→ Given instruction
Would you repeat the listing exactly but omit every picture?

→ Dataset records
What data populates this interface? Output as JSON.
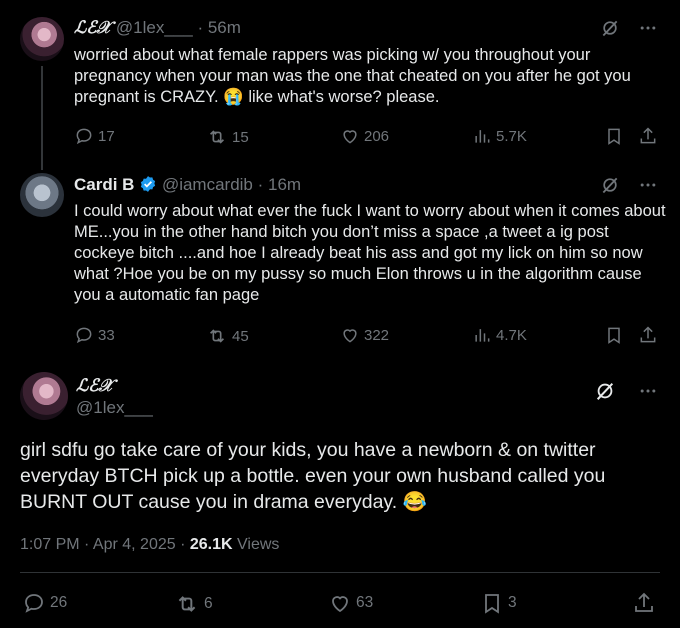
{
  "tweet1": {
    "name": "ℒℰ𝒳",
    "handle": "@1lex___",
    "time": "· 56m",
    "text": "worried about what female rappers was picking w/ you throughout your pregnancy when your man was the one that cheated on you after he got you pregnant is CRAZY. 😭 like what's worse? please.",
    "replies": "17",
    "reposts": "15",
    "likes": "206",
    "views": "5.7K"
  },
  "tweet2": {
    "name": "Cardi B",
    "handle": "@iamcardib",
    "time": "· 16m",
    "text": "I could worry about what ever the fuck I want to worry about when it comes about ME...you in the other hand bitch you don’t miss a space ,a tweet a ig post cockeye bitch ....and hoe I already beat his ass  and got my lick on him so now what ?Hoe you be on my pussy so much Elon throws u in the algorithm cause you a automatic fan page",
    "replies": "33",
    "reposts": "45",
    "likes": "322",
    "views": "4.7K"
  },
  "tweet3": {
    "name": "ℒℰ𝒳",
    "handle": "@1lex___",
    "text": "girl sdfu go take care of your kids, you have a newborn & on twitter everyday BTCH pick up a bottle. even your own husband called you BURNT OUT cause you in drama everyday. 😂",
    "timestamp": "1:07 PM · Apr 4, 2025 ·",
    "views_count": "26.1K",
    "views_label": "Views",
    "replies": "26",
    "reposts": "6",
    "likes": "63",
    "bookmarks": "3"
  },
  "colors": {
    "background": "#000000",
    "text": "#e7e9ea",
    "muted": "#71767b",
    "verified": "#1d9bf0"
  },
  "icons": [
    "reply-icon",
    "repost-icon",
    "like-icon",
    "views-icon",
    "bookmark-icon",
    "share-icon",
    "grok-icon",
    "more-icon",
    "verified-badge-icon"
  ]
}
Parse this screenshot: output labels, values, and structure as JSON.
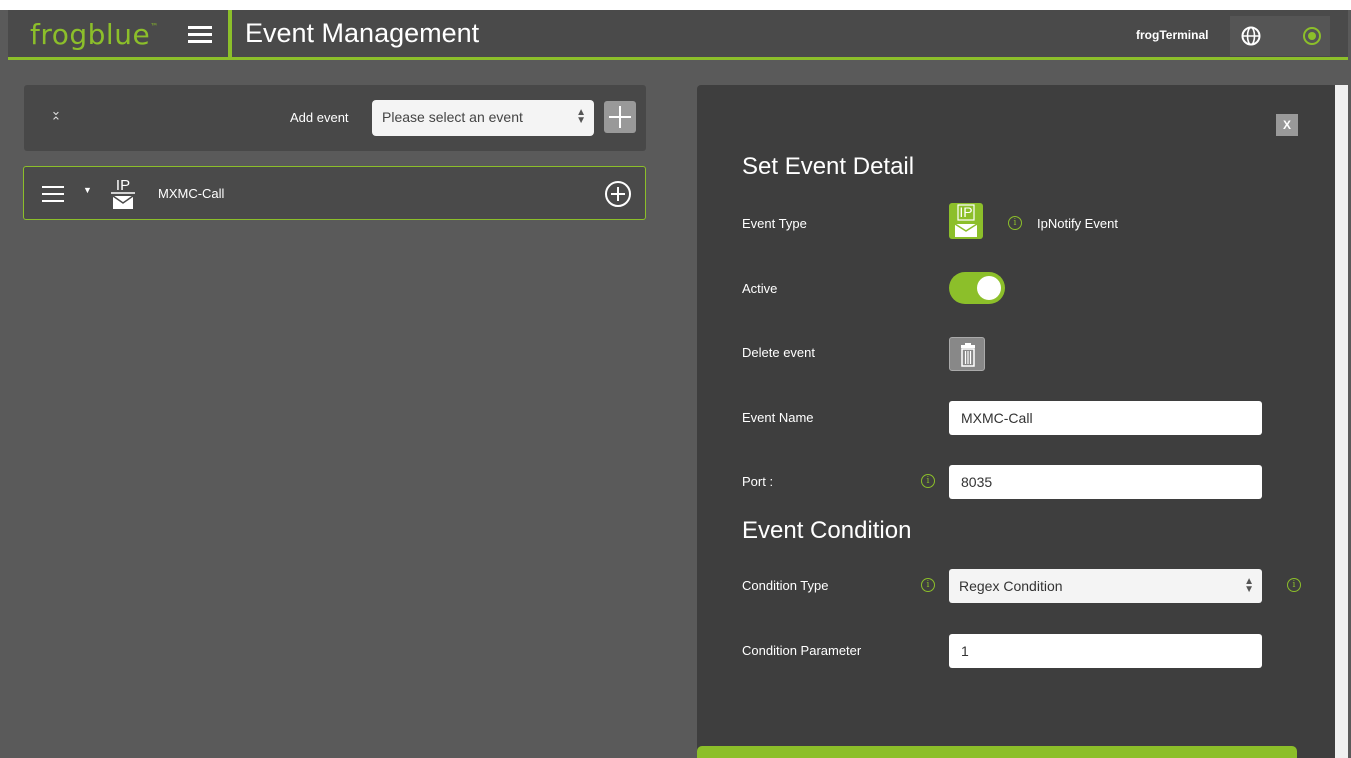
{
  "header": {
    "logo": "frogblue",
    "logo_tm": "™",
    "title": "Event Management",
    "terminal": "frogTerminal"
  },
  "toolbar": {
    "collapse_glyph_up": "⌄",
    "collapse_glyph_down": "⌃",
    "add_event_label": "Add event",
    "select_value": "Please select an event"
  },
  "events": [
    {
      "icon_text": "IP",
      "name": "MXMC-Call"
    }
  ],
  "detail": {
    "close_label": "X",
    "heading": "Set Event Detail",
    "event_type_label": "Event Type",
    "event_type_icon_text": "IP",
    "event_type_value": "IpNotify Event",
    "active_label": "Active",
    "active": true,
    "delete_label": "Delete event",
    "name_label": "Event Name",
    "name_value": "MXMC-Call",
    "port_label": "Port :",
    "port_value": "8035",
    "condition_heading": "Event Condition",
    "condition_type_label": "Condition Type",
    "condition_type_value": "Regex Condition",
    "condition_param_label": "Condition Parameter",
    "condition_param_value": "1"
  },
  "info_glyph": "i",
  "colors": {
    "accent": "#8cbf2a",
    "background": "#5a5a5a",
    "panel": "#3e3e3e"
  }
}
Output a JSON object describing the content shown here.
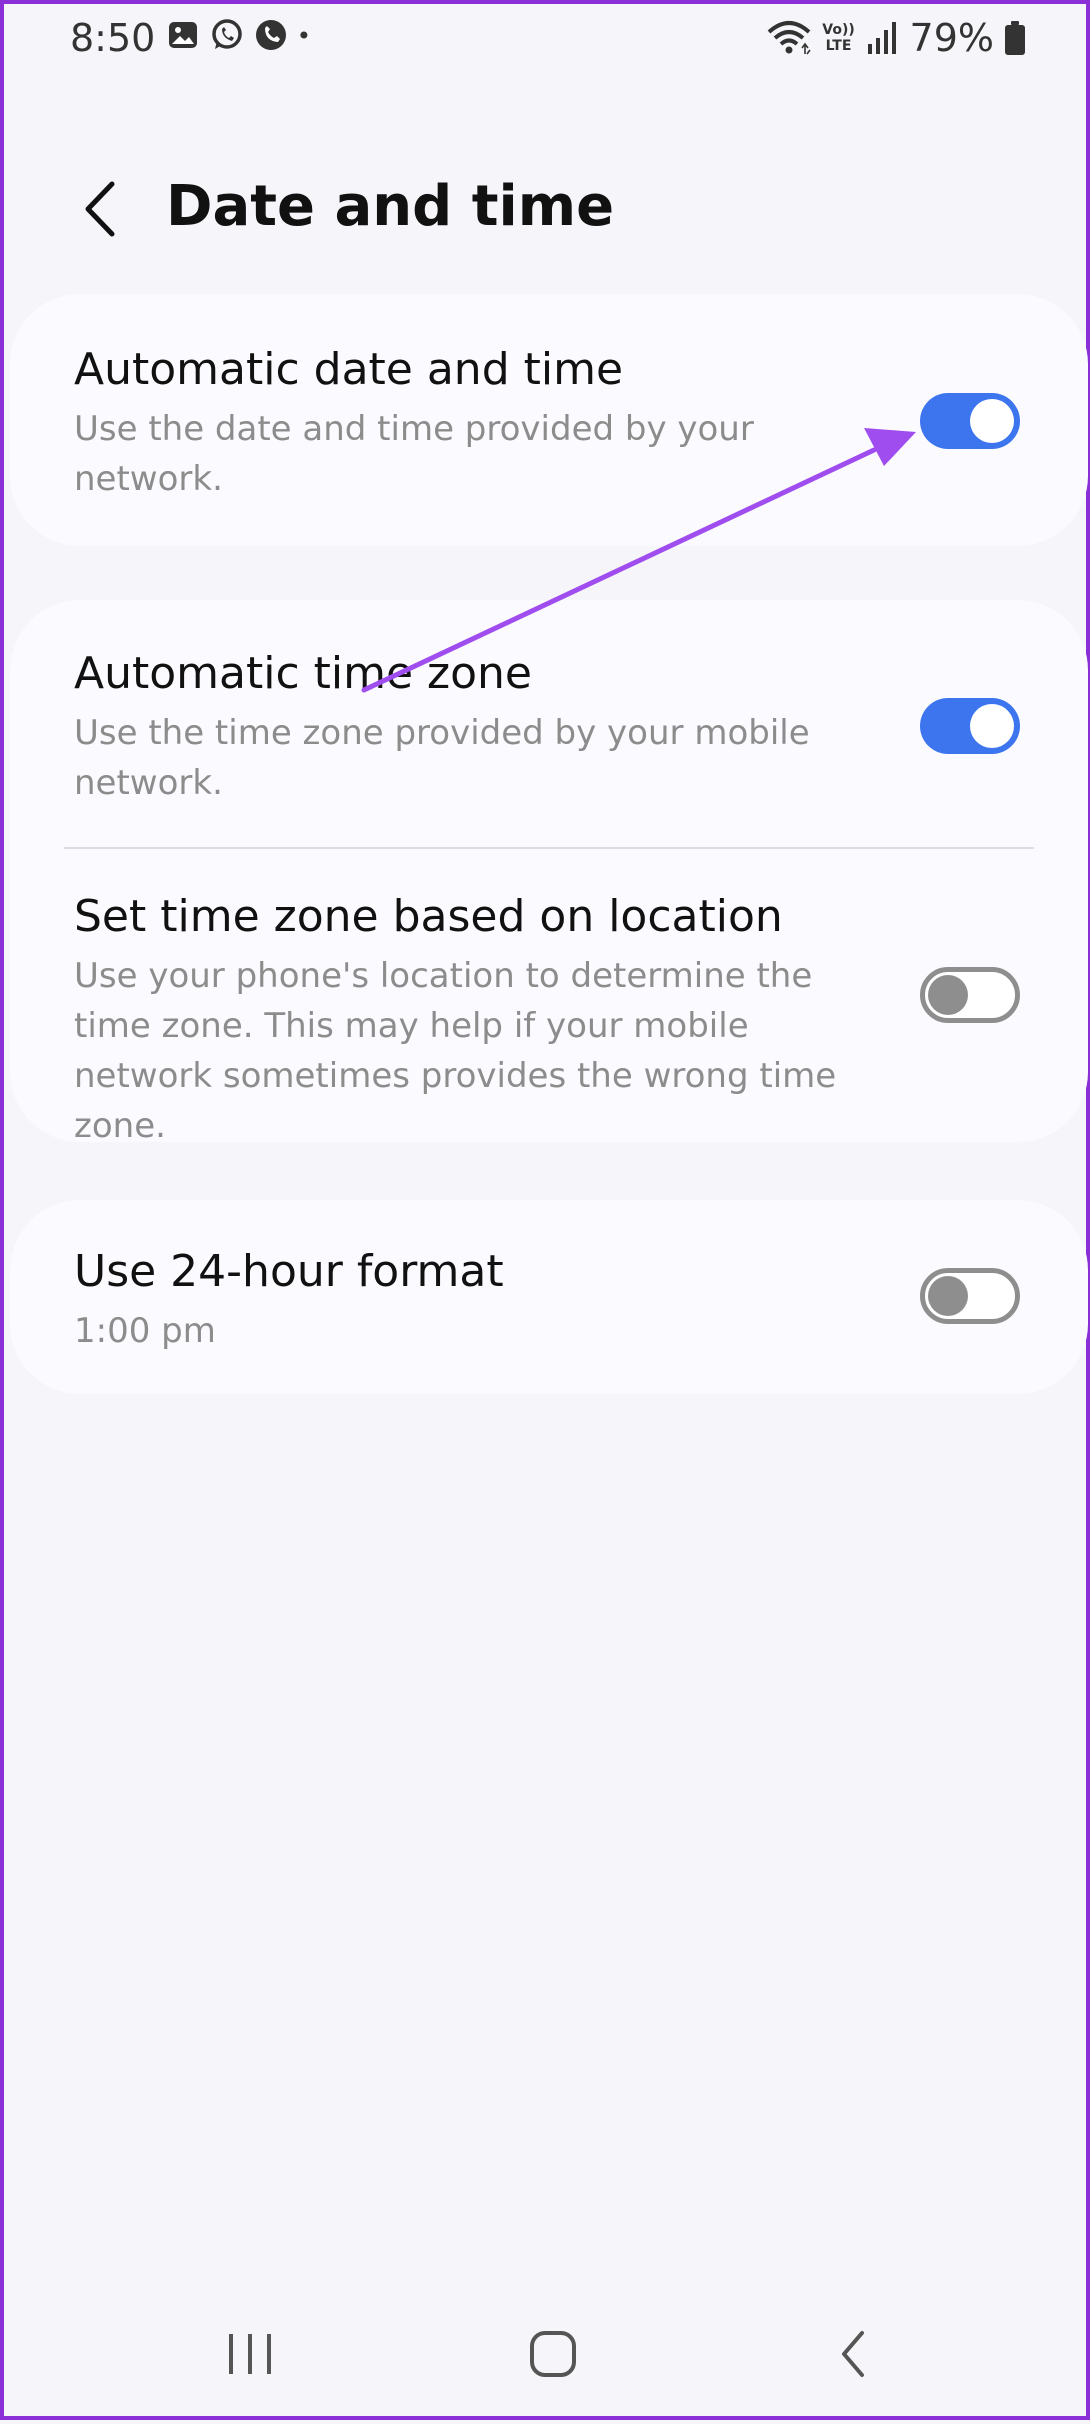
{
  "status_bar": {
    "time": "8:50",
    "left_icons": [
      "gallery-icon",
      "whatsapp-icon",
      "phone-call-icon",
      "dot-icon"
    ],
    "right_icons": [
      "wifi-icon",
      "volte-icon",
      "signal-icon",
      "battery-icon"
    ],
    "volte_label": "Vo)) LTE",
    "battery": "79%"
  },
  "header": {
    "back_icon": "chevron-left-icon",
    "title": "Date and time"
  },
  "settings": [
    {
      "title": "Automatic date and time",
      "description": "Use the date and time provided by your network.",
      "toggle": true
    },
    {
      "title": "Automatic time zone",
      "description": "Use the time zone provided by your mobile network.",
      "toggle": true
    },
    {
      "title": "Set time zone based on location",
      "description": "Use your phone's location to determine the time zone. This may help if your mobile network sometimes provides the wrong time zone.",
      "toggle": false
    },
    {
      "title": "Use 24-hour format",
      "description": "1:00 pm",
      "toggle": false
    }
  ],
  "nav_bar": {
    "icons": [
      "recent-apps-icon",
      "home-icon",
      "back-icon"
    ]
  },
  "colors": {
    "accent": "#3d75ee",
    "annotation_arrow": "#a04df0",
    "frame_border": "#8b2fd6",
    "background": "#f6f5f9"
  }
}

→ Written answer
What data populates this interface? Output as JSON.
{
  "tweet1": {
    "name": "ℒℰ𝒳",
    "handle": "@1lex___",
    "time": "· 56m",
    "text": "worried about what female rappers was picking w/ you throughout your pregnancy when your man was the one that cheated on you after he got you pregnant is CRAZY. 😭 like what's worse? please.",
    "replies": "17",
    "reposts": "15",
    "likes": "206",
    "views": "5.7K"
  },
  "tweet2": {
    "name": "Cardi B",
    "handle": "@iamcardib",
    "time": "· 16m",
    "text": "I could worry about what ever the fuck I want to worry about when it comes about ME...you in the other hand bitch you don’t miss a space ,a tweet a ig post cockeye bitch ....and hoe I already beat his ass  and got my lick on him so now what ?Hoe you be on my pussy so much Elon throws u in the algorithm cause you a automatic fan page",
    "replies": "33",
    "reposts": "45",
    "likes": "322",
    "views": "4.7K"
  },
  "tweet3": {
    "name": "ℒℰ𝒳",
    "handle": "@1lex___",
    "text": "girl sdfu go take care of your kids, you have a newborn & on twitter everyday BTCH pick up a bottle. even your own husband called you BURNT OUT cause you in drama everyday. 😂",
    "timestamp": "1:07 PM · Apr 4, 2025 ·",
    "views_count": "26.1K",
    "views_label": "Views",
    "replies": "26",
    "reposts": "6",
    "likes": "63",
    "bookmarks": "3"
  },
  "colors": {
    "background": "#000000",
    "text": "#e7e9ea",
    "muted": "#71767b",
    "verified": "#1d9bf0"
  },
  "icons": [
    "reply-icon",
    "repost-icon",
    "like-icon",
    "views-icon",
    "bookmark-icon",
    "share-icon",
    "grok-icon",
    "more-icon",
    "verified-badge-icon"
  ]
}
Parse this screenshot: output labels, values, and structure as JSON.
{
  "header": {
    "logo": "frogblue",
    "logo_tm": "™",
    "title": "Event Management",
    "terminal": "frogTerminal"
  },
  "toolbar": {
    "collapse_glyph_up": "⌄",
    "collapse_glyph_down": "⌃",
    "add_event_label": "Add event",
    "select_value": "Please select an event"
  },
  "events": [
    {
      "icon_text": "IP",
      "name": "MXMC-Call"
    }
  ],
  "detail": {
    "close_label": "X",
    "heading": "Set Event Detail",
    "event_type_label": "Event Type",
    "event_type_icon_text": "IP",
    "event_type_value": "IpNotify Event",
    "active_label": "Active",
    "active": true,
    "delete_label": "Delete event",
    "name_label": "Event Name",
    "name_value": "MXMC-Call",
    "port_label": "Port :",
    "port_value": "8035",
    "condition_heading": "Event Condition",
    "condition_type_label": "Condition Type",
    "condition_type_value": "Regex Condition",
    "condition_param_label": "Condition Parameter",
    "condition_param_value": "1"
  },
  "info_glyph": "i",
  "colors": {
    "accent": "#8cbf2a",
    "background": "#5a5a5a",
    "panel": "#3e3e3e"
  }
}
Output a JSON object describing the content shown here.
{
  "status_bar": {
    "time": "8:50",
    "left_icons": [
      "gallery-icon",
      "whatsapp-icon",
      "phone-call-icon",
      "dot-icon"
    ],
    "right_icons": [
      "wifi-icon",
      "volte-icon",
      "signal-icon",
      "battery-icon"
    ],
    "volte_label": "Vo)) LTE",
    "battery": "79%"
  },
  "header": {
    "back_icon": "chevron-left-icon",
    "title": "Date and time"
  },
  "settings": [
    {
      "title": "Automatic date and time",
      "description": "Use the date and time provided by your network.",
      "toggle": true
    },
    {
      "title": "Automatic time zone",
      "description": "Use the time zone provided by your mobile network.",
      "toggle": true
    },
    {
      "title": "Set time zone based on location",
      "description": "Use your phone's location to determine the time zone. This may help if your mobile network sometimes provides the wrong time zone.",
      "toggle": false
    },
    {
      "title": "Use 24-hour format",
      "description": "1:00 pm",
      "toggle": false
    }
  ],
  "nav_bar": {
    "icons": [
      "recent-apps-icon",
      "home-icon",
      "back-icon"
    ]
  },
  "colors": {
    "accent": "#3d75ee",
    "annotation_arrow": "#a04df0",
    "frame_border": "#8b2fd6",
    "background": "#f6f5f9"
  }
}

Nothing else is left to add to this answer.